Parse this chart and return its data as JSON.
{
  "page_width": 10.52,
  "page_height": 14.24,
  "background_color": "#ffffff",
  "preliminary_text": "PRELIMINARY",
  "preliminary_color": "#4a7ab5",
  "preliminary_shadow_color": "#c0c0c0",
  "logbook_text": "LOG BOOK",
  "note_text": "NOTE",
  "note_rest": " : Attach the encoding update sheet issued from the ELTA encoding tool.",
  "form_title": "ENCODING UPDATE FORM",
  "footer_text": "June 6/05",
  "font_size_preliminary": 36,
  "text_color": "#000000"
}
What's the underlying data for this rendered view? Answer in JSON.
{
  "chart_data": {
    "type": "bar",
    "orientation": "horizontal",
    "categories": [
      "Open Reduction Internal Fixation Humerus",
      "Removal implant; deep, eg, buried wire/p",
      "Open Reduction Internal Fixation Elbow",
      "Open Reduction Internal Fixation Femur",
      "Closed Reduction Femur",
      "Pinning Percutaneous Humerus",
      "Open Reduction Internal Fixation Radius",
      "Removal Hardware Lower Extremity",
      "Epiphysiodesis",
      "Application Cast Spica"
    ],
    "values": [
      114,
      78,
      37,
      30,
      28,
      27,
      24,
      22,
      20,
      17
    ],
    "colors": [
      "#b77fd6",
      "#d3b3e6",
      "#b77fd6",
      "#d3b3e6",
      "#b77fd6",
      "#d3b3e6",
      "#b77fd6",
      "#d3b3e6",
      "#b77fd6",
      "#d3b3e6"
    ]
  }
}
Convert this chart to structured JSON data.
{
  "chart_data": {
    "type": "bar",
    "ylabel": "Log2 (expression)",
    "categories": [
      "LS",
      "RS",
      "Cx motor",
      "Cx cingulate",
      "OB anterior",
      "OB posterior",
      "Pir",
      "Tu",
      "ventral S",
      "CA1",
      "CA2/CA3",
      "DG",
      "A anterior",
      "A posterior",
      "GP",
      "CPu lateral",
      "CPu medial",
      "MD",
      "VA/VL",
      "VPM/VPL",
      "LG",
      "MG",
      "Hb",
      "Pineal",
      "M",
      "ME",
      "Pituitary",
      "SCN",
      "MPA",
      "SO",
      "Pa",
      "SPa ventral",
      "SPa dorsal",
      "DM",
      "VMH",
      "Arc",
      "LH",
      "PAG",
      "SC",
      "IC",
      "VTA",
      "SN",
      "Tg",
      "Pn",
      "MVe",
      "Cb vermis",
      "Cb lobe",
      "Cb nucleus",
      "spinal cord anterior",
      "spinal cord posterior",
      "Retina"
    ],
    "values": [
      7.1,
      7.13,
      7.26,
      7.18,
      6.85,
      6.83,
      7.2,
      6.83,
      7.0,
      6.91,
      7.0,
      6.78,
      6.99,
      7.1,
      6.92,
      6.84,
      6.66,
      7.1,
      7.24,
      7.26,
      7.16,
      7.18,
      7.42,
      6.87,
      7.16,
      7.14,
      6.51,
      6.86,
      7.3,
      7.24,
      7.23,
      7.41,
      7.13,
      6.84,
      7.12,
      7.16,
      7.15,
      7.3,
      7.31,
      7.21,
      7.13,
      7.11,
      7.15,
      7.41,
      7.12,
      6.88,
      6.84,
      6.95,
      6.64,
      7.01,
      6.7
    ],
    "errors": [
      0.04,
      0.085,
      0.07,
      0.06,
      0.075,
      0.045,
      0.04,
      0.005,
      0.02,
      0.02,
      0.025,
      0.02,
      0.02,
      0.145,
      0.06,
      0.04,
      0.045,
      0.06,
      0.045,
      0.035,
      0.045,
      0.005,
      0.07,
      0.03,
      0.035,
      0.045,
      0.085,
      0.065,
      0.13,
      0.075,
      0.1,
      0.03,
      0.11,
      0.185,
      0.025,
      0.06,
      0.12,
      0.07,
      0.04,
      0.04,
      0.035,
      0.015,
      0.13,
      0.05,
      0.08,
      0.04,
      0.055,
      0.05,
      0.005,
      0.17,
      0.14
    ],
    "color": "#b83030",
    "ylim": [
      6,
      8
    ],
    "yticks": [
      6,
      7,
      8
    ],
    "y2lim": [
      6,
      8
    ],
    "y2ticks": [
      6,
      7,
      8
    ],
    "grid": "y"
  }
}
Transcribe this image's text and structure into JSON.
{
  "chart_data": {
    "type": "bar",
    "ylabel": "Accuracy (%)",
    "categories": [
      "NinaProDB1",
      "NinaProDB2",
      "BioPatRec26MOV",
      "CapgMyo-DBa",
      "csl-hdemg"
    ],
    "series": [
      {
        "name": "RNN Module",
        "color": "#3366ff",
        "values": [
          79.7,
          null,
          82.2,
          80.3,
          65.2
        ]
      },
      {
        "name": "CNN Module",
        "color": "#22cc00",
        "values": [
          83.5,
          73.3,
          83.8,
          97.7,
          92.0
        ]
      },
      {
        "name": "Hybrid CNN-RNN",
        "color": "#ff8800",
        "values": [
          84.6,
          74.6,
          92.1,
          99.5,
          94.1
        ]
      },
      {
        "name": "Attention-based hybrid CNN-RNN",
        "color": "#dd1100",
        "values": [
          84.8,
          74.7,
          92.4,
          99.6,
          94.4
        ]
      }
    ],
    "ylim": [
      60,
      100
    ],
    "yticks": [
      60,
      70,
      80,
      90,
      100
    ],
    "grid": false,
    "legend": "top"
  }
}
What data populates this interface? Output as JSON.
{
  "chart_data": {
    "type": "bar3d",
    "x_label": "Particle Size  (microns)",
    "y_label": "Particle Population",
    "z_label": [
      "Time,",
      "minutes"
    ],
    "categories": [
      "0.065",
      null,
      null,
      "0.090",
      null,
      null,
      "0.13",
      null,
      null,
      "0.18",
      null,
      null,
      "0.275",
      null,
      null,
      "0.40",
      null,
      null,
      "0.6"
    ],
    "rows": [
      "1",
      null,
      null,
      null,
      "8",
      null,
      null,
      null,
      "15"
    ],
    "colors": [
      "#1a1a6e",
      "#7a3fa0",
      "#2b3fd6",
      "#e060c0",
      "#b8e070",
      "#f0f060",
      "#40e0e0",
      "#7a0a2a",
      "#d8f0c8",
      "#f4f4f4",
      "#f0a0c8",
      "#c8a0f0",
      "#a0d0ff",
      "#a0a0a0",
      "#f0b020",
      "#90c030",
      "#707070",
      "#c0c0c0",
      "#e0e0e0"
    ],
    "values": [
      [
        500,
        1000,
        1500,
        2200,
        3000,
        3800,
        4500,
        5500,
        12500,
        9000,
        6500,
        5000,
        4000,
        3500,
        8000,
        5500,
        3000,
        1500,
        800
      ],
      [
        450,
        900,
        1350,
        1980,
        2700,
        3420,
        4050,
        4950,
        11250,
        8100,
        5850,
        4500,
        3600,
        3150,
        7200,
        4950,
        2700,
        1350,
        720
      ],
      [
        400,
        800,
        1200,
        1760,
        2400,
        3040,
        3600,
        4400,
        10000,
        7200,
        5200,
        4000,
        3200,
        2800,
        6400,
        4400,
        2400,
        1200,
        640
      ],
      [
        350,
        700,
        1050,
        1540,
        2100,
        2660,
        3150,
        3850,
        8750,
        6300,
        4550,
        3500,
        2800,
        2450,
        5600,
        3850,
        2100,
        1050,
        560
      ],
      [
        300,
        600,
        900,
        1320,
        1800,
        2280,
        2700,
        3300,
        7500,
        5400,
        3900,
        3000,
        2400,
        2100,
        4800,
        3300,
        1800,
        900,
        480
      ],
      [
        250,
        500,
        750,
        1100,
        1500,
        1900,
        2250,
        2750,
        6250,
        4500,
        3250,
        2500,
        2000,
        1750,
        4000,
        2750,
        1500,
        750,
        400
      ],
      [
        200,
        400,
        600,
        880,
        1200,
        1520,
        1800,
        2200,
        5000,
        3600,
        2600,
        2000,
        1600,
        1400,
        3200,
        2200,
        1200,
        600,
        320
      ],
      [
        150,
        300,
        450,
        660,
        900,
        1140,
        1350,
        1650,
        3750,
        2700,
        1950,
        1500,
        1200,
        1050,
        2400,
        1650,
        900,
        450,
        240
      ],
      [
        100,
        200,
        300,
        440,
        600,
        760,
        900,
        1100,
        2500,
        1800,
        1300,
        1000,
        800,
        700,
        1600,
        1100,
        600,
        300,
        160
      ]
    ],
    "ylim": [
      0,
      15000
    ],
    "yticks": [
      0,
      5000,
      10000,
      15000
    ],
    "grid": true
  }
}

▶ **Work to complete**:
Go through the lines above. Select every one that has the string "Humerus".

▶ **Result for this exercise**:
      "Open Reduction Internal Fixation Humerus",
      "Pinning Percutaneous Humerus",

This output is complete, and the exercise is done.